List, from the lines below, each one with "this" in it.

- [Data section]:
>>>>

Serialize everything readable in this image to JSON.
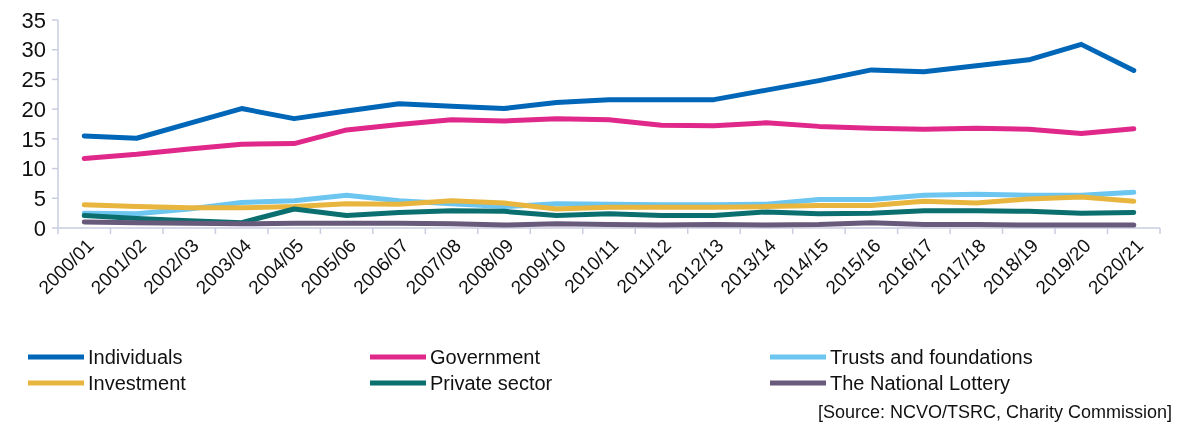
{
  "chart_data": {
    "type": "line",
    "categories": [
      "2000/01",
      "2001/02",
      "2002/03",
      "2003/04",
      "2004/05",
      "2005/06",
      "2006/07",
      "2007/08",
      "2008/09",
      "2009/10",
      "2010/11",
      "2011/12",
      "2012/13",
      "2013/14",
      "2014/15",
      "2015/16",
      "2016/17",
      "2017/18",
      "2018/19",
      "2019/20",
      "2020/21"
    ],
    "series": [
      {
        "name": "Individuals",
        "color": "#0066b8",
        "values": [
          15.5,
          15.1,
          17.6,
          20.1,
          18.4,
          19.7,
          20.9,
          20.5,
          20.1,
          21.1,
          21.6,
          21.6,
          21.6,
          23.2,
          24.8,
          26.6,
          26.3,
          27.3,
          28.3,
          30.9,
          26.5
        ]
      },
      {
        "name": "Government",
        "color": "#e0278a",
        "values": [
          11.7,
          12.4,
          13.3,
          14.1,
          14.2,
          16.5,
          17.4,
          18.2,
          18.0,
          18.4,
          18.2,
          17.3,
          17.2,
          17.7,
          17.1,
          16.8,
          16.6,
          16.8,
          16.6,
          15.9,
          16.7
        ]
      },
      {
        "name": "Trusts and foundations",
        "color": "#6cc6f0",
        "values": [
          2.5,
          2.4,
          3.2,
          4.3,
          4.6,
          5.5,
          4.6,
          4.1,
          3.6,
          4.1,
          4.0,
          3.9,
          3.9,
          4.0,
          4.8,
          4.8,
          5.5,
          5.7,
          5.5,
          5.5,
          6.0
        ]
      },
      {
        "name": "Investment",
        "color": "#e8b53e",
        "values": [
          3.9,
          3.6,
          3.4,
          3.4,
          3.6,
          4.1,
          4.0,
          4.6,
          4.2,
          3.2,
          3.5,
          3.5,
          3.5,
          3.6,
          3.8,
          3.8,
          4.5,
          4.2,
          4.9,
          5.2,
          4.5
        ]
      },
      {
        "name": "Private sector",
        "color": "#0b6f6f",
        "values": [
          2.1,
          1.6,
          1.2,
          0.9,
          3.2,
          2.1,
          2.6,
          2.9,
          2.8,
          2.1,
          2.4,
          2.1,
          2.1,
          2.7,
          2.4,
          2.5,
          2.9,
          2.9,
          2.8,
          2.5,
          2.6
        ]
      },
      {
        "name": "The National Lottery",
        "color": "#685a7a",
        "values": [
          1.0,
          0.9,
          0.8,
          0.7,
          0.8,
          0.8,
          0.8,
          0.7,
          0.5,
          0.7,
          0.6,
          0.5,
          0.6,
          0.5,
          0.6,
          0.9,
          0.6,
          0.6,
          0.5,
          0.5,
          0.5
        ]
      }
    ],
    "ylim": [
      0,
      35
    ],
    "yticks": [
      0,
      5,
      10,
      15,
      20,
      25,
      30,
      35
    ],
    "legend": "bottom",
    "marker": "none",
    "line_style": "solid",
    "annotations": [
      "[Source: NCVO/TSRC, Charity Commission]"
    ]
  }
}
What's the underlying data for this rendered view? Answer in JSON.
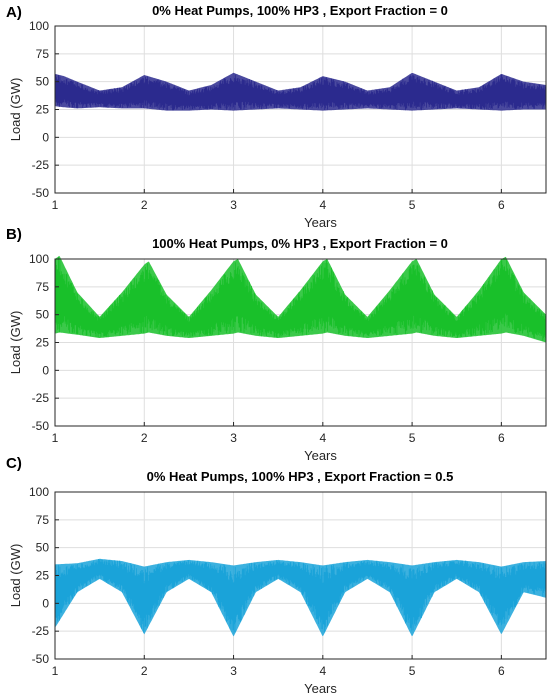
{
  "chart_data": [
    {
      "type": "area",
      "panel_label": "A)",
      "title": "0% Heat Pumps, 100% HP3 , Export Fraction = 0",
      "xlabel": "Years",
      "ylabel": "Load (GW)",
      "xlim": [
        1,
        6.5
      ],
      "ylim": [
        -50,
        100
      ],
      "xticks": [
        1,
        2,
        3,
        4,
        5,
        6
      ],
      "yticks": [
        -50,
        -25,
        0,
        25,
        50,
        75,
        100
      ],
      "grid": true,
      "color": "#2b2a8e",
      "series": [
        {
          "x": [
            1.0,
            1.1,
            1.25,
            1.5,
            1.75,
            2.0,
            2.25,
            2.5,
            2.75,
            3.0,
            3.25,
            3.5,
            3.75,
            4.0,
            4.25,
            4.5,
            4.75,
            5.0,
            5.25,
            5.5,
            5.75,
            6.0,
            6.25,
            6.5
          ],
          "upper": [
            57,
            55,
            50,
            42,
            45,
            56,
            50,
            42,
            47,
            58,
            50,
            42,
            45,
            55,
            50,
            42,
            45,
            58,
            50,
            42,
            45,
            57,
            50,
            47
          ],
          "lower": [
            28,
            27,
            26,
            27,
            26,
            26,
            24,
            24,
            25,
            24,
            25,
            26,
            25,
            24,
            25,
            26,
            25,
            24,
            25,
            26,
            25,
            24,
            25,
            25
          ]
        }
      ]
    },
    {
      "type": "area",
      "panel_label": "B)",
      "title": "100% Heat Pumps, 0% HP3 , Export Fraction = 0",
      "xlabel": "Years",
      "ylabel": "Load (GW)",
      "xlim": [
        1,
        6.5
      ],
      "ylim": [
        -50,
        100
      ],
      "xticks": [
        1,
        2,
        3,
        4,
        5,
        6
      ],
      "yticks": [
        -50,
        -25,
        0,
        25,
        50,
        75,
        100
      ],
      "grid": true,
      "color": "#19c02a",
      "series": [
        {
          "x": [
            1.0,
            1.05,
            1.25,
            1.5,
            1.75,
            2.0,
            2.05,
            2.25,
            2.5,
            2.75,
            3.0,
            3.05,
            3.25,
            3.5,
            3.75,
            4.0,
            4.05,
            4.25,
            4.5,
            4.75,
            5.0,
            5.05,
            5.25,
            5.5,
            5.75,
            6.0,
            6.05,
            6.25,
            6.5
          ],
          "upper": [
            100,
            103,
            70,
            48,
            70,
            95,
            98,
            68,
            48,
            72,
            98,
            100,
            68,
            48,
            72,
            98,
            100,
            68,
            48,
            72,
            98,
            100,
            68,
            48,
            72,
            100,
            102,
            70,
            50
          ],
          "lower": [
            33,
            34,
            32,
            29,
            31,
            33,
            34,
            31,
            29,
            31,
            33,
            34,
            31,
            29,
            31,
            33,
            34,
            31,
            29,
            31,
            33,
            34,
            31,
            29,
            31,
            33,
            34,
            31,
            25
          ]
        }
      ]
    },
    {
      "type": "area",
      "panel_label": "C)",
      "title": "0% Heat Pumps, 100% HP3 , Export Fraction = 0.5",
      "xlabel": "Years",
      "ylabel": "Load (GW)",
      "xlim": [
        1,
        6.5
      ],
      "ylim": [
        -50,
        100
      ],
      "xticks": [
        1,
        2,
        3,
        4,
        5,
        6
      ],
      "yticks": [
        -50,
        -25,
        0,
        25,
        50,
        75,
        100
      ],
      "grid": true,
      "color": "#1aa3d9",
      "series": [
        {
          "x": [
            1.0,
            1.25,
            1.5,
            1.75,
            2.0,
            2.25,
            2.5,
            2.75,
            3.0,
            3.25,
            3.5,
            3.75,
            4.0,
            4.25,
            4.5,
            4.75,
            5.0,
            5.25,
            5.5,
            5.75,
            6.0,
            6.25,
            6.5
          ],
          "upper": [
            35,
            36,
            40,
            38,
            33,
            37,
            39,
            37,
            34,
            37,
            39,
            37,
            34,
            37,
            39,
            37,
            34,
            37,
            39,
            37,
            33,
            37,
            38
          ],
          "lower": [
            -22,
            10,
            22,
            10,
            -28,
            10,
            22,
            10,
            -30,
            10,
            22,
            10,
            -30,
            10,
            22,
            10,
            -30,
            10,
            22,
            10,
            -28,
            10,
            5
          ]
        }
      ]
    }
  ]
}
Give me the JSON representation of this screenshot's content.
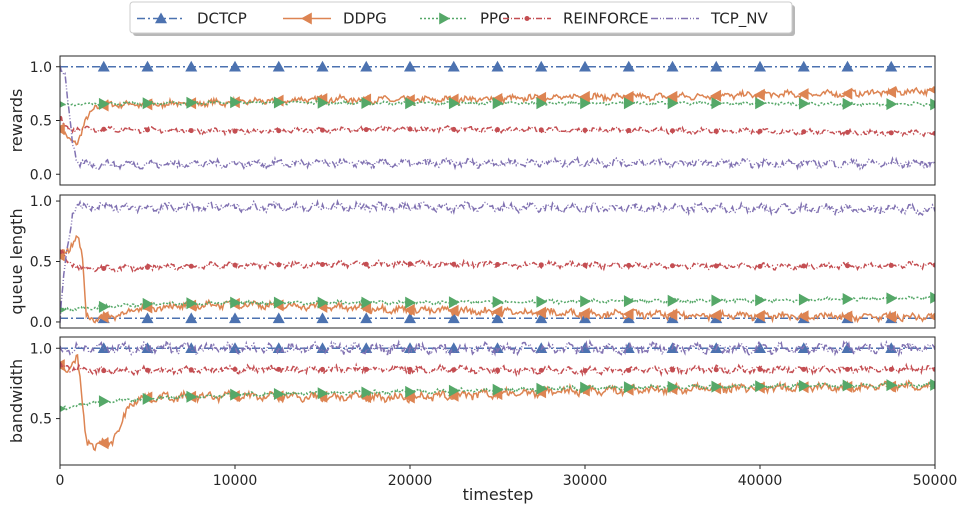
{
  "chart_data": {
    "type": "line",
    "xlabel": "timestep",
    "xlim": [
      0,
      50000
    ],
    "xticks": [
      0,
      10000,
      20000,
      30000,
      40000,
      50000
    ],
    "series_names": [
      "DCTCP",
      "DDPG",
      "PPO",
      "REINFORCE",
      "TCP_NV"
    ],
    "colors": {
      "DCTCP": "#4c72b0",
      "DDPG": "#dd8452",
      "PPO": "#55a868",
      "REINFORCE": "#c44e52",
      "TCP_NV": "#8172b2"
    },
    "legend": "top-center",
    "grid": false,
    "panels": [
      {
        "ylabel": "rewards",
        "ylim": [
          -0.1,
          1.1
        ],
        "yticks": [
          "0.0",
          "0.5",
          "1.0"
        ],
        "series": [
          {
            "name": "DCTCP",
            "x": [
              0,
              50000
            ],
            "y": [
              1.0,
              1.0
            ]
          },
          {
            "name": "DDPG",
            "x": [
              0,
              500,
              1000,
              1500,
              2000,
              3000,
              5000,
              10000,
              15000,
              20000,
              25000,
              30000,
              35000,
              40000,
              45000,
              50000
            ],
            "y": [
              0.42,
              0.32,
              0.3,
              0.5,
              0.63,
              0.65,
              0.65,
              0.67,
              0.7,
              0.69,
              0.7,
              0.72,
              0.72,
              0.74,
              0.75,
              0.78
            ]
          },
          {
            "name": "PPO",
            "x": [
              0,
              5000,
              10000,
              20000,
              30000,
              40000,
              50000
            ],
            "y": [
              0.65,
              0.66,
              0.67,
              0.66,
              0.66,
              0.66,
              0.65
            ]
          },
          {
            "name": "REINFORCE",
            "x": [
              0,
              500,
              1000,
              2000,
              10000,
              20000,
              30000,
              40000,
              50000
            ],
            "y": [
              0.52,
              0.41,
              0.43,
              0.42,
              0.4,
              0.42,
              0.41,
              0.4,
              0.38
            ]
          },
          {
            "name": "TCP_NV",
            "x": [
              0,
              300,
              700,
              1000,
              2000,
              10000,
              20000,
              30000,
              40000,
              50000
            ],
            "y": [
              1.0,
              0.9,
              0.3,
              0.1,
              0.09,
              0.1,
              0.1,
              0.11,
              0.1,
              0.1
            ]
          }
        ]
      },
      {
        "ylabel": "queue length",
        "ylim": [
          -0.05,
          1.05
        ],
        "yticks": [
          "0.0",
          "0.5",
          "1.0"
        ],
        "series": [
          {
            "name": "DCTCP",
            "x": [
              0,
              50000
            ],
            "y": [
              0.03,
              0.03
            ]
          },
          {
            "name": "DDPG",
            "x": [
              0,
              500,
              1000,
              1300,
              1500,
              2000,
              3000,
              5000,
              10000,
              20000,
              30000,
              40000,
              50000
            ],
            "y": [
              0.55,
              0.6,
              0.72,
              0.5,
              0.05,
              0.03,
              0.05,
              0.12,
              0.15,
              0.1,
              0.07,
              0.05,
              0.04
            ]
          },
          {
            "name": "PPO",
            "x": [
              0,
              5000,
              10000,
              20000,
              30000,
              40000,
              50000
            ],
            "y": [
              0.1,
              0.15,
              0.16,
              0.16,
              0.17,
              0.18,
              0.2
            ]
          },
          {
            "name": "REINFORCE",
            "x": [
              0,
              500,
              1000,
              2000,
              10000,
              20000,
              30000,
              40000,
              50000
            ],
            "y": [
              0.58,
              0.5,
              0.45,
              0.44,
              0.47,
              0.48,
              0.47,
              0.46,
              0.47
            ]
          },
          {
            "name": "TCP_NV",
            "x": [
              0,
              300,
              700,
              1000,
              2000,
              10000,
              20000,
              30000,
              40000,
              50000
            ],
            "y": [
              0.0,
              0.5,
              0.9,
              0.95,
              0.95,
              0.95,
              0.95,
              0.94,
              0.94,
              0.93
            ]
          }
        ]
      },
      {
        "ylabel": "bandwidth",
        "ylim": [
          0.17,
          1.08
        ],
        "yticks": [
          "0.5",
          "1.0"
        ],
        "series": [
          {
            "name": "DCTCP",
            "x": [
              0,
              50000
            ],
            "y": [
              1.0,
              1.0
            ]
          },
          {
            "name": "DDPG",
            "x": [
              0,
              500,
              1000,
              1500,
              2000,
              3000,
              3500,
              4000,
              5000,
              10000,
              20000,
              30000,
              40000,
              50000
            ],
            "y": [
              0.88,
              0.85,
              0.93,
              0.35,
              0.3,
              0.35,
              0.45,
              0.62,
              0.65,
              0.66,
              0.65,
              0.7,
              0.72,
              0.73
            ]
          },
          {
            "name": "PPO",
            "x": [
              0,
              2000,
              5000,
              10000,
              20000,
              30000,
              40000,
              50000
            ],
            "y": [
              0.57,
              0.62,
              0.64,
              0.67,
              0.69,
              0.72,
              0.73,
              0.74
            ]
          },
          {
            "name": "REINFORCE",
            "x": [
              0,
              1000,
              2000,
              10000,
              20000,
              30000,
              40000,
              50000
            ],
            "y": [
              0.88,
              0.85,
              0.84,
              0.85,
              0.85,
              0.84,
              0.85,
              0.85
            ]
          },
          {
            "name": "TCP_NV",
            "x": [
              0,
              50000
            ],
            "y": [
              1.0,
              1.0
            ]
          }
        ]
      }
    ]
  }
}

<<<<

- [Exercise result]:
Serialize everything readable in this image to JSON.
What's the underlying data for this rendered view? Answer in JSON.
Give me the JSON representation of this screenshot's content.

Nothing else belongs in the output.